WHAT YOU WILL DO | Please recast the items below as a JSON list of strings, one string per line, with blank lines omitted.

[START OF EXTRACTED RECORDS]

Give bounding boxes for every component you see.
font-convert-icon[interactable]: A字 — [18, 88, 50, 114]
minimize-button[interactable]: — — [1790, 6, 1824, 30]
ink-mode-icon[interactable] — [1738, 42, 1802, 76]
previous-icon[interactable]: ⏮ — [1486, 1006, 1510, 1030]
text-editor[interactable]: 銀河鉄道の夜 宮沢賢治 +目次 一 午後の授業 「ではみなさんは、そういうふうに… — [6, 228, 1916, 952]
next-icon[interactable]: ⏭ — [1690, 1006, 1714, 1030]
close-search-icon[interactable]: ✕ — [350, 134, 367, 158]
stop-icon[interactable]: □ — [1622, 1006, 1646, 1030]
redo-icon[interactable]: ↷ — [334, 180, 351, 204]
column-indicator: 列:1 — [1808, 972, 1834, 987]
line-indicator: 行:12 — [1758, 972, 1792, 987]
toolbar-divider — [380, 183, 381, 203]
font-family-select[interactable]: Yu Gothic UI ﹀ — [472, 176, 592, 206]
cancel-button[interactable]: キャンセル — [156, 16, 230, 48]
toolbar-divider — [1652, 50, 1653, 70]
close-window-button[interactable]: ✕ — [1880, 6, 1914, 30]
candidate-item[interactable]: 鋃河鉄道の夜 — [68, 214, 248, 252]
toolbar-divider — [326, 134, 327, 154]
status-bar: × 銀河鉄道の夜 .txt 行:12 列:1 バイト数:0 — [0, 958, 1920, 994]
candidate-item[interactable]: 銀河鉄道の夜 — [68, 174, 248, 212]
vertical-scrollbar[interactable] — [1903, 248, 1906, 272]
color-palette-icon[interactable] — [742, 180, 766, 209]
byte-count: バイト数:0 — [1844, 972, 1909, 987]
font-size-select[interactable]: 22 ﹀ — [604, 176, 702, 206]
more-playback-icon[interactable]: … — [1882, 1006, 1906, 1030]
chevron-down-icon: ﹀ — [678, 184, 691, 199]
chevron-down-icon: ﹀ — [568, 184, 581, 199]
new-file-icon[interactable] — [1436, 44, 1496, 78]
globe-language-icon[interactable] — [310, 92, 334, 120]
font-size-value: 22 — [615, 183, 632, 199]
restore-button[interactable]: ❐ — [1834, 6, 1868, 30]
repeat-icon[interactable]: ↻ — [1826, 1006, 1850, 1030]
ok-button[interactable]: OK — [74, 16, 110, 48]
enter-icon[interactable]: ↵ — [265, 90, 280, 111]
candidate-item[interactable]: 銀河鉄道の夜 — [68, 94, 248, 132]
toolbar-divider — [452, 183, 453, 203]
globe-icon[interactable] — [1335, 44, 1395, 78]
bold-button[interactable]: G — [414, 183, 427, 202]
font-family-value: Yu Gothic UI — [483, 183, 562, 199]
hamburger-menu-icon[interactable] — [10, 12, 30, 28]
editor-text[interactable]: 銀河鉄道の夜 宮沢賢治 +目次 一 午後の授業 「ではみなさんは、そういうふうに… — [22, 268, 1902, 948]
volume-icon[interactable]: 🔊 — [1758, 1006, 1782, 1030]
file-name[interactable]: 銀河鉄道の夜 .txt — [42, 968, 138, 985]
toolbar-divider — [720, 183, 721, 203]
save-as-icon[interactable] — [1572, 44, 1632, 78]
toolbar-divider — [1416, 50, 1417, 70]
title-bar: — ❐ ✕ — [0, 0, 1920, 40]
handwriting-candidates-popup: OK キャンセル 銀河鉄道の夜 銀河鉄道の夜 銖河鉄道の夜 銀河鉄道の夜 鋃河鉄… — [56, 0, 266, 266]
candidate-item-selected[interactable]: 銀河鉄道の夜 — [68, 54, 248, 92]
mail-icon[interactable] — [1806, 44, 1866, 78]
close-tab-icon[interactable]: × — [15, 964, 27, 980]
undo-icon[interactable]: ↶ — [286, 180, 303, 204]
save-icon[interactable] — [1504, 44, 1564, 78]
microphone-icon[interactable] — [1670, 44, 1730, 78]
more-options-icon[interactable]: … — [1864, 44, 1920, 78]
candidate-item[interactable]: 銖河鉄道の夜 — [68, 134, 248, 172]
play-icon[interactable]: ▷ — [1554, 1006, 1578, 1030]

[END OF EXTRACTED RECORDS]

PROBLEM SOLUTION |
[
  "Give bounding boxes for every component you see.",
  "font-convert-icon[interactable]: A字 — [18, 88, 50, 114]",
  "minimize-button[interactable]: — — [1790, 6, 1824, 30]",
  "ink-mode-icon[interactable] — [1738, 42, 1802, 76]",
  "previous-icon[interactable]: ⏮ — [1486, 1006, 1510, 1030]",
  "text-editor[interactable]: 銀河鉄道の夜 宮沢賢治 +目次 一 午後の授業 「ではみなさんは、そういうふうに… — [6, 228, 1916, 952]",
  "next-icon[interactable]: ⏭ — [1690, 1006, 1714, 1030]",
  "close-search-icon[interactable]: ✕ — [350, 134, 367, 158]",
  "stop-icon[interactable]: □ — [1622, 1006, 1646, 1030]",
  "redo-icon[interactable]: ↷ — [334, 180, 351, 204]",
  "column-indicator: 列:1 — [1808, 972, 1834, 987]",
  "line-indicator: 行:12 — [1758, 972, 1792, 987]",
  "toolbar-divider — [380, 183, 381, 203]",
  "font-family-select[interactable]: Yu Gothic UI ﹀ — [472, 176, 592, 206]",
  "cancel-button[interactable]: キャンセル — [156, 16, 230, 48]",
  "toolbar-divider — [1652, 50, 1653, 70]",
  "close-window-button[interactable]: ✕ — [1880, 6, 1914, 30]",
  "candidate-item[interactable]: 鋃河鉄道の夜 — [68, 214, 248, 252]",
  "toolbar-divider — [326, 134, 327, 154]",
  "status-bar: × 銀河鉄道の夜 .txt 行:12 列:1 バイト数:0 — [0, 958, 1920, 994]",
  "candidate-item[interactable]: 銀河鉄道の夜 — [68, 174, 248, 212]",
  "vertical-scrollbar[interactable] — [1903, 248, 1906, 272]",
  "color-palette-icon[interactable] — [742, 180, 766, 209]",
  "byte-count: バイト数:0 — [1844, 972, 1909, 987]",
  "font-size-select[interactable]: 22 ﹀ — [604, 176, 702, 206]",
  "more-playback-icon[interactable]: … — [1882, 1006, 1906, 1030]",
  "chevron-down-icon: ﹀ — [678, 184, 691, 199]",
  "chevron-down-icon: ﹀ — [568, 184, 581, 199]",
  "new-file-icon[interactable] — [1436, 44, 1496, 78]",
  "globe-language-icon[interactable] — [310, 92, 334, 120]",
  "font-size-value: 22 — [615, 183, 632, 199]",
  "restore-button[interactable]: ❐ — [1834, 6, 1868, 30]",
  "repeat-icon[interactable]: ↻ — [1826, 1006, 1850, 1030]",
  "ok-button[interactable]: OK — [74, 16, 110, 48]",
  "enter-icon[interactable]: ↵ — [265, 90, 280, 111]",
  "candidate-item[interactable]: 銀河鉄道の夜 — [68, 94, 248, 132]",
  "toolbar-divider — [452, 183, 453, 203]",
  "globe-icon[interactable] — [1335, 44, 1395, 78]",
  "bold-button[interactable]: G — [414, 183, 427, 202]",
  "font-family-value: Yu Gothic UI — [483, 183, 562, 199]",
  "hamburger-menu-icon[interactable] — [10, 12, 30, 28]",
  "editor-text[interactable]: 銀河鉄道の夜 宮沢賢治 +目次 一 午後の授業 「ではみなさんは、そういうふうに… — [22, 268, 1902, 948]",
  "volume-icon[interactable]: 🔊 — [1758, 1006, 1782, 1030]",
  "file-name[interactable]: 銀河鉄道の夜 .txt — [42, 968, 138, 985]",
  "toolbar-divider — [720, 183, 721, 203]",
  "save-as-icon[interactable] — [1572, 44, 1632, 78]",
  "toolbar-divider — [1416, 50, 1417, 70]",
  "title-bar: — ❐ ✕ — [0, 0, 1920, 40]",
  "handwriting-candidates-popup: OK キャンセル 銀河鉄道の夜 銀河鉄道の夜 銖河鉄道の夜 銀河鉄道の夜 鋃河鉄… — [56, 0, 266, 266]",
  "candidate-item-selected[interactable]: 銀河鉄道の夜 — [68, 54, 248, 92]",
  "mail-icon[interactable] — [1806, 44, 1866, 78]",
  "close-tab-icon[interactable]: × — [15, 964, 27, 980]",
  "undo-icon[interactable]: ↶ — [286, 180, 303, 204]",
  "save-icon[interactable] — [1504, 44, 1564, 78]",
  "microphone-icon[interactable] — [1670, 44, 1730, 78]",
  "more-options-icon[interactable]: … — [1864, 44, 1920, 78]",
  "candidate-item[interactable]: 銖河鉄道の夜 — [68, 134, 248, 172]",
  "play-icon[interactable]: ▷ — [1554, 1006, 1578, 1030]"
]